In the records below, count every line containing "divides". Reply with the number only.

---- Record excerpts

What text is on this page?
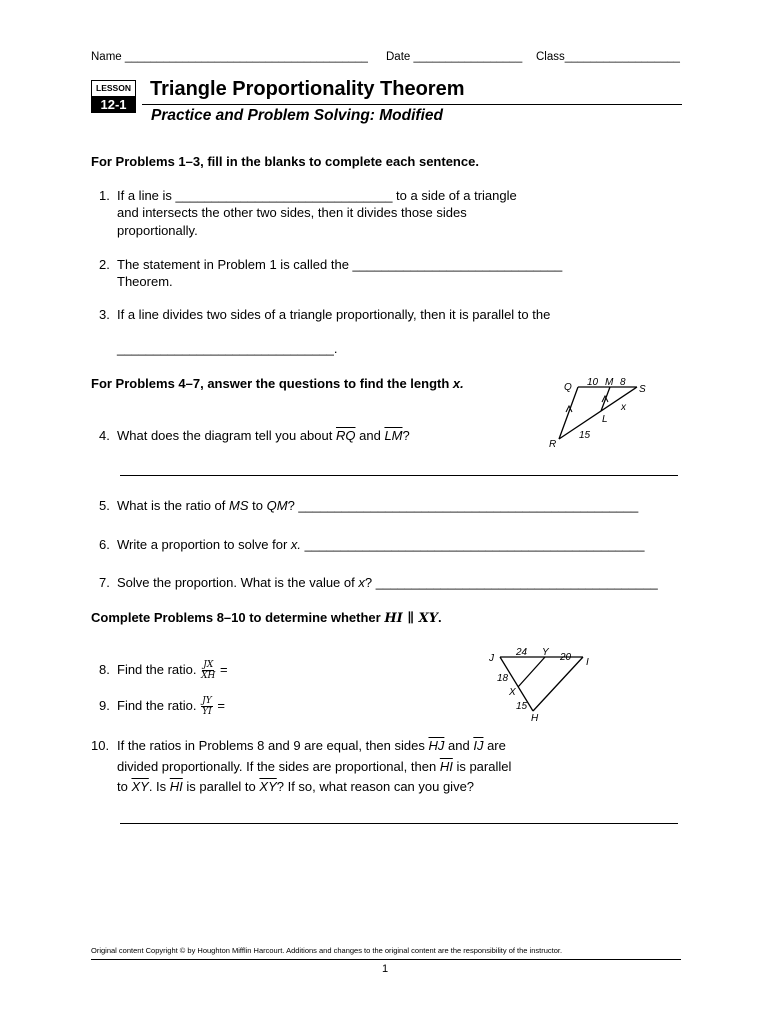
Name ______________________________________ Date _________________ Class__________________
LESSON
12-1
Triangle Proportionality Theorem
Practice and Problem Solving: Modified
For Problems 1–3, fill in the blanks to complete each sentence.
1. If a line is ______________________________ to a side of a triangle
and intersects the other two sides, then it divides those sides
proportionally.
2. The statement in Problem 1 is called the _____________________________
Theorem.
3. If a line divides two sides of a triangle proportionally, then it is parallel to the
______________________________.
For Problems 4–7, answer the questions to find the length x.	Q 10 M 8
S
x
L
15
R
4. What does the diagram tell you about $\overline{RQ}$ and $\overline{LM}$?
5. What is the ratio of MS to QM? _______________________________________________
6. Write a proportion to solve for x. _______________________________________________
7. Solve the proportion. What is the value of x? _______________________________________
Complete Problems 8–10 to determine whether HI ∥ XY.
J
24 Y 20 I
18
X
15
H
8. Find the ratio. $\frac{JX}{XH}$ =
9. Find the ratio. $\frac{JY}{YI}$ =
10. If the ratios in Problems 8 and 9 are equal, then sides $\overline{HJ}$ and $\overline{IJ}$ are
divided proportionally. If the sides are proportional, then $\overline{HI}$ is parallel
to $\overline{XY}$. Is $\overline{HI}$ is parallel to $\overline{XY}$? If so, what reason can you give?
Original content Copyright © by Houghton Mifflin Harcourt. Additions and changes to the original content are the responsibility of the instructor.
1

--------

*Result of the exercise:* 2